(JOB) List each line in which the string "MOVIMENTATI" appears.

(PROVIDED INFORMATION)
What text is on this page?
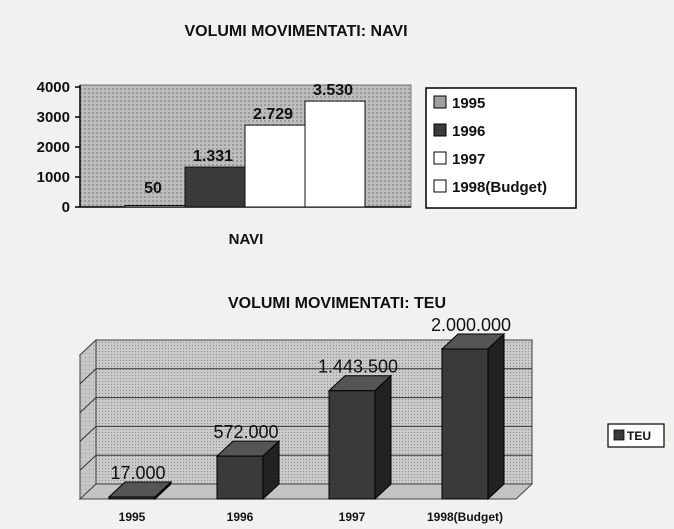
VOLUMI MOVIMENTATI: NAVI
0
1000
2000
3000
4000
50
1.331
2.729
3.530
NAVI
1995
1996
1997
1998(Budget)
VOLUMI MOVIMENTATI: TEU
17.000
572.000
1.443.500
2.000.000
1995	1996	1997	1998(Budget)
TEU
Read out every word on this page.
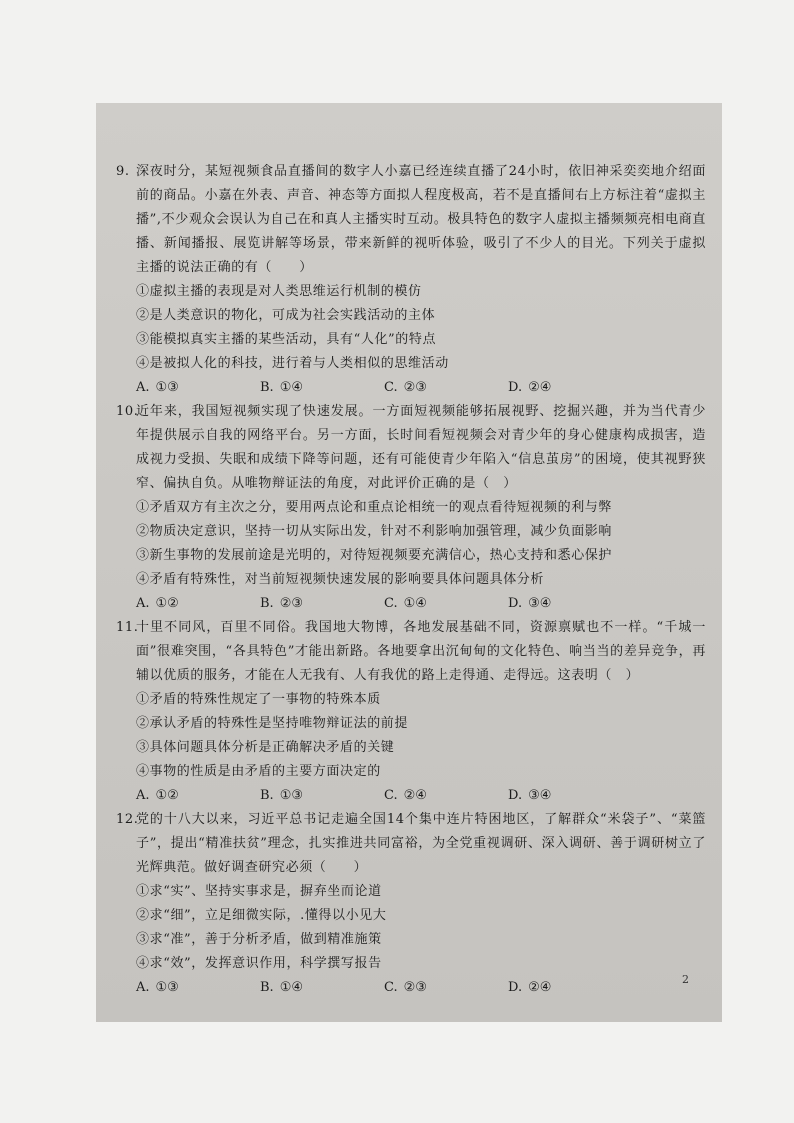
9. 深夜时分，某短视频食品直播间的数字人小嘉已经连续直播了24小时，依旧神采奕奕地介绍面前的商品。小嘉在外表、声音、神态等方面拟人程度极高，若不是直播间右上方标注着“虚拟主播”,不少观众会误认为自己在和真人主播实时互动。极具特色的数字人虚拟主播频频亮相电商直播、新闻播报、展览讲解等场景，带来新鲜的视听体验，吸引了不少人的目光。下列关于虚拟主播的说法正确的有（　　）
①虚拟主播的表现是对人类思维运行机制的模仿
②是人类意识的物化，可成为社会实践活动的主体
③能模拟真实主播的某些活动，具有“人化”的特点
④是被拟人化的科技，进行着与人类相似的思维活动
A. ①③	B. ①④	C. ②③	D. ②④
10.
近年来，我国短视频实现了快速发展。一方面短视频能够拓展视野、挖掘兴趣，并为当代青少年提供展示自我的网络平台。另一方面，长时间看短视频会对青少年的身心健康构成损害，造成视力受损、失眠和成绩下降等问题，还有可能使青少年陷入“信息茧房”的困境，使其视野狭窄、偏执自负。从唯物辩证法的角度，对此评价正确的是（　）
①矛盾双方有主次之分，要用两点论和重点论相统一的观点看待短视频的利与弊
②物质决定意识，坚持一切从实际出发，针对不利影响加强管理，减少负面影响
③新生事物的发展前途是光明的，对待短视频要充满信心，热心支持和悉心保护
④矛盾有特殊性，对当前短视频快速发展的影响要具体问题具体分析
A. ①②	B. ②③	C. ①④	D. ③④
11.
十里不同风，百里不同俗。我国地大物博，各地发展基础不同，资源禀赋也不一样。“千城一面”很难突围，“各具特色”才能出新路。各地要拿出沉甸甸的文化特色、响当当的差异竞争，再辅以优质的服务，才能在人无我有、人有我优的路上走得通、走得远。这表明（　）
①矛盾的特殊性规定了一事物的特殊本质
②承认矛盾的特殊性是坚持唯物辩证法的前提
③具体问题具体分析是正确解决矛盾的关键
④事物的性质是由矛盾的主要方面决定的
A. ①②	B. ①③	C. ②④	D. ③④
12.
党的十八大以来，习近平总书记走遍全国14个集中连片特困地区，了解群众“米袋子”、“菜篮子”，提出“精准扶贫”理念，扎实推进共同富裕，为全党重视调研、深入调研、善于调研树立了光辉典范。做好调查研究必须（　　）
①求“实”、坚持实事求是，摒弃坐而论道
②求“细”，立足细微实际，.懂得以小见大
③求“准”，善于分析矛盾，做到精准施策
④求“效”，发挥意识作用，科学撰写报告
A. ①③	B. ①④	C. ②③	D. ②④
2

(SOLUTION BELOW)
VOLUMI MOVIMENTATI: NAVI
VOLUMI MOVIMENTATI: TEU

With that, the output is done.